- Instructions for the task
In the listing below, how many lines contain the word "VLANs"? Please respond with the number only.

(Dataset entries)
------------------------------------------------------------------------
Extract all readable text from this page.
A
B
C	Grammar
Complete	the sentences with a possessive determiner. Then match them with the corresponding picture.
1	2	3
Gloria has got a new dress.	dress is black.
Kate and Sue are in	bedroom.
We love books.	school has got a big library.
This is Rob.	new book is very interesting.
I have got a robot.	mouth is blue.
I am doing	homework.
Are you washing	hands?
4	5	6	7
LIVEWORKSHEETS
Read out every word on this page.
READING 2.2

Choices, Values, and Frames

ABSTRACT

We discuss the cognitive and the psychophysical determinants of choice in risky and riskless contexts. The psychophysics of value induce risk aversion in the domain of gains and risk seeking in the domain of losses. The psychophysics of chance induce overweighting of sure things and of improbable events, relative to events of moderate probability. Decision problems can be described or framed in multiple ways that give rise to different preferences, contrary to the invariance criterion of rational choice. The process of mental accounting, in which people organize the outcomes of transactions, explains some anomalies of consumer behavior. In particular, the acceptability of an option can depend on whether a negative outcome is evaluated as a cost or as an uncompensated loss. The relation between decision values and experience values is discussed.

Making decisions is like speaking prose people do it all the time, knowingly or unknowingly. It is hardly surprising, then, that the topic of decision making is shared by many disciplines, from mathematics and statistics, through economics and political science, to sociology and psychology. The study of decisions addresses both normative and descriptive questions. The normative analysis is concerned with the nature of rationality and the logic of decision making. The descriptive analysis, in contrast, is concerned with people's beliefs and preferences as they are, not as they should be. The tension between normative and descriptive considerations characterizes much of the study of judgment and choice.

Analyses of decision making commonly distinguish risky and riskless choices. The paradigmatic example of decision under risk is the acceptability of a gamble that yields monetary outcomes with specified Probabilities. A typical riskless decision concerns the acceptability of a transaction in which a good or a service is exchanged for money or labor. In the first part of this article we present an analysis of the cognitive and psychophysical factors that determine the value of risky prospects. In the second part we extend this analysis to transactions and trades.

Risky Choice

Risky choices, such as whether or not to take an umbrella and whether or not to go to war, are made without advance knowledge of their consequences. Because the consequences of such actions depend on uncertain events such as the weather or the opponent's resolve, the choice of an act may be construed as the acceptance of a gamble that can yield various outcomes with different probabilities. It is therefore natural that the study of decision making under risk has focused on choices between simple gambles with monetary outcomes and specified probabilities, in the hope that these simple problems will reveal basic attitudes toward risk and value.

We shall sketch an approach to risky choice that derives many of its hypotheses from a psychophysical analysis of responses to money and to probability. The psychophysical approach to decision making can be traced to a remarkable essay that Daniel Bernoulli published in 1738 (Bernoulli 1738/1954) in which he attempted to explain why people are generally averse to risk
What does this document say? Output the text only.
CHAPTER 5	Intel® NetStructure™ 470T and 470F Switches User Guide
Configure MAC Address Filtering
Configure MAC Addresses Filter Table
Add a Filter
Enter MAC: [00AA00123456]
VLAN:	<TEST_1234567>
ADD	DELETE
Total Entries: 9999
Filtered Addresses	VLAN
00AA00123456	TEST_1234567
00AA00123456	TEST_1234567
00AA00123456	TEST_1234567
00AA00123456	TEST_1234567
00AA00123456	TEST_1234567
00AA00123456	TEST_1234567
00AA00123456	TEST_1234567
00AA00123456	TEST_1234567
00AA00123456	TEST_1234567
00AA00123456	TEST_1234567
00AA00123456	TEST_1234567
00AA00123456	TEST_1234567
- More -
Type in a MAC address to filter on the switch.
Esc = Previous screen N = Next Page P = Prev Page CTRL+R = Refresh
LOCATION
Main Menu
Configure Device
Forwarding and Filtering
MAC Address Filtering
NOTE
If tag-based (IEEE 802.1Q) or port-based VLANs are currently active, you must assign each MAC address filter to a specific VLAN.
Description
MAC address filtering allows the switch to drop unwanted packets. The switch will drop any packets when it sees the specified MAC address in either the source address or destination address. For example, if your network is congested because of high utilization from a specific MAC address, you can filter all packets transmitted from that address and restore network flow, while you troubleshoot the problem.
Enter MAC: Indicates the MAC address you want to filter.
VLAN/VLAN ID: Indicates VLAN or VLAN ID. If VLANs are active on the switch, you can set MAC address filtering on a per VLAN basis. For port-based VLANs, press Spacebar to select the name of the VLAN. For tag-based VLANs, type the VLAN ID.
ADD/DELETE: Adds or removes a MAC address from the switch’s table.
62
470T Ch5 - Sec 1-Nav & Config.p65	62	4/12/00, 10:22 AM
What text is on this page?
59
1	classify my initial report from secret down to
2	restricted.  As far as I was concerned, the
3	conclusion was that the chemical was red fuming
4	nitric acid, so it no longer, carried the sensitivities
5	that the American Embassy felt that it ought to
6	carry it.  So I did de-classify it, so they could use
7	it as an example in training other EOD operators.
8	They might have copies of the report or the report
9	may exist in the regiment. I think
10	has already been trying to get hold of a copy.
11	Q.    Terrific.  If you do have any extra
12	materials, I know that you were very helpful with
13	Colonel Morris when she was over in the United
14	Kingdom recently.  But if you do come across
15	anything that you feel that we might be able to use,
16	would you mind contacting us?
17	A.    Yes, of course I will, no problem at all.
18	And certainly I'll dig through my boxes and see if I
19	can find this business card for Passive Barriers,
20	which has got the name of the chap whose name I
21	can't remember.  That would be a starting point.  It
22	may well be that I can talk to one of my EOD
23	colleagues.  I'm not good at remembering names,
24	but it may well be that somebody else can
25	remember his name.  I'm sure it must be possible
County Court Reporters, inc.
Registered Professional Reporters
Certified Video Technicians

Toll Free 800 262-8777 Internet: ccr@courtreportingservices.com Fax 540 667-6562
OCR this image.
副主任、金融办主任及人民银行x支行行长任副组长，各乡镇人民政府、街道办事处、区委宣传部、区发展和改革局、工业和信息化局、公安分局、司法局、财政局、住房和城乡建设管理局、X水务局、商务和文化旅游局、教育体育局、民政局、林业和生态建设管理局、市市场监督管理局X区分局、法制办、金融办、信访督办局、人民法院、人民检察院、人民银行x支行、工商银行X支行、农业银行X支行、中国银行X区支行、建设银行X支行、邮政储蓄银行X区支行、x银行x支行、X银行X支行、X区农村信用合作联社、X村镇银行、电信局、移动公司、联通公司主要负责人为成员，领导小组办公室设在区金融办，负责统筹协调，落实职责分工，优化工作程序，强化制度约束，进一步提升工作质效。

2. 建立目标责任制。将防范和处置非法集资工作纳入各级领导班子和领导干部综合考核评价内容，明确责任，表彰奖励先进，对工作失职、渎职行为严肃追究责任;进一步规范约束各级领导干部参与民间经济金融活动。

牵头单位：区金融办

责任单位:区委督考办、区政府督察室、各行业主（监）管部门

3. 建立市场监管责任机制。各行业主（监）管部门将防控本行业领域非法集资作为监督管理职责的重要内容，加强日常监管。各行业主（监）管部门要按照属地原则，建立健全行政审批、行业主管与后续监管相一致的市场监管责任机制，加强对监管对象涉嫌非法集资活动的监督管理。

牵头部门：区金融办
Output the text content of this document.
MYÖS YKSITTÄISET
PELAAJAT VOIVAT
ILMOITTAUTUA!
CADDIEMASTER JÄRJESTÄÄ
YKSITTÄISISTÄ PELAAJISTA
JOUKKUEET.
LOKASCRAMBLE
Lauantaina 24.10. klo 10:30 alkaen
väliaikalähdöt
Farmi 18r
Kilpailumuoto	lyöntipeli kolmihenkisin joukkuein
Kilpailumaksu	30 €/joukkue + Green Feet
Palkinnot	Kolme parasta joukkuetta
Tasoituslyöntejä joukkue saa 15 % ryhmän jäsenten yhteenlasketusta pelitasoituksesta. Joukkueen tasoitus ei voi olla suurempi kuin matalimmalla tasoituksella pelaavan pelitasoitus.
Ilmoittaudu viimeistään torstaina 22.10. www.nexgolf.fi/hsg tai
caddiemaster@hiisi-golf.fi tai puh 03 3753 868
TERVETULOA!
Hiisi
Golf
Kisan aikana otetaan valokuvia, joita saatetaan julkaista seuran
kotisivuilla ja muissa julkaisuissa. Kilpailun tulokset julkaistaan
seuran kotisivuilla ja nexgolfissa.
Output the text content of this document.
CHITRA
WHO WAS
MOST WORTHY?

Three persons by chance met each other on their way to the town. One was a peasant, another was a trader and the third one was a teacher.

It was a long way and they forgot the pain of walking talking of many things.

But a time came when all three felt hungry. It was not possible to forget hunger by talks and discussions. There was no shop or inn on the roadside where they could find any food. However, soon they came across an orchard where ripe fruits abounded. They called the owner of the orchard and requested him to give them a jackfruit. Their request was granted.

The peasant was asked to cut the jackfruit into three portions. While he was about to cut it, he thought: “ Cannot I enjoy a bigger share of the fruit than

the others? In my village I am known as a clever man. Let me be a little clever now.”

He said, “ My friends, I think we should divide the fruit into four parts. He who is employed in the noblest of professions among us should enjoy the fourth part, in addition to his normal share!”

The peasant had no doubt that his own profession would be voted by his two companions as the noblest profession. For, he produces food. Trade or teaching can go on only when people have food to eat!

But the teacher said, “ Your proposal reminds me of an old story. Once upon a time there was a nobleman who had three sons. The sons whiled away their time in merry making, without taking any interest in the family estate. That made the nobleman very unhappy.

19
------------------------------------------------------------------------
- Full solution
2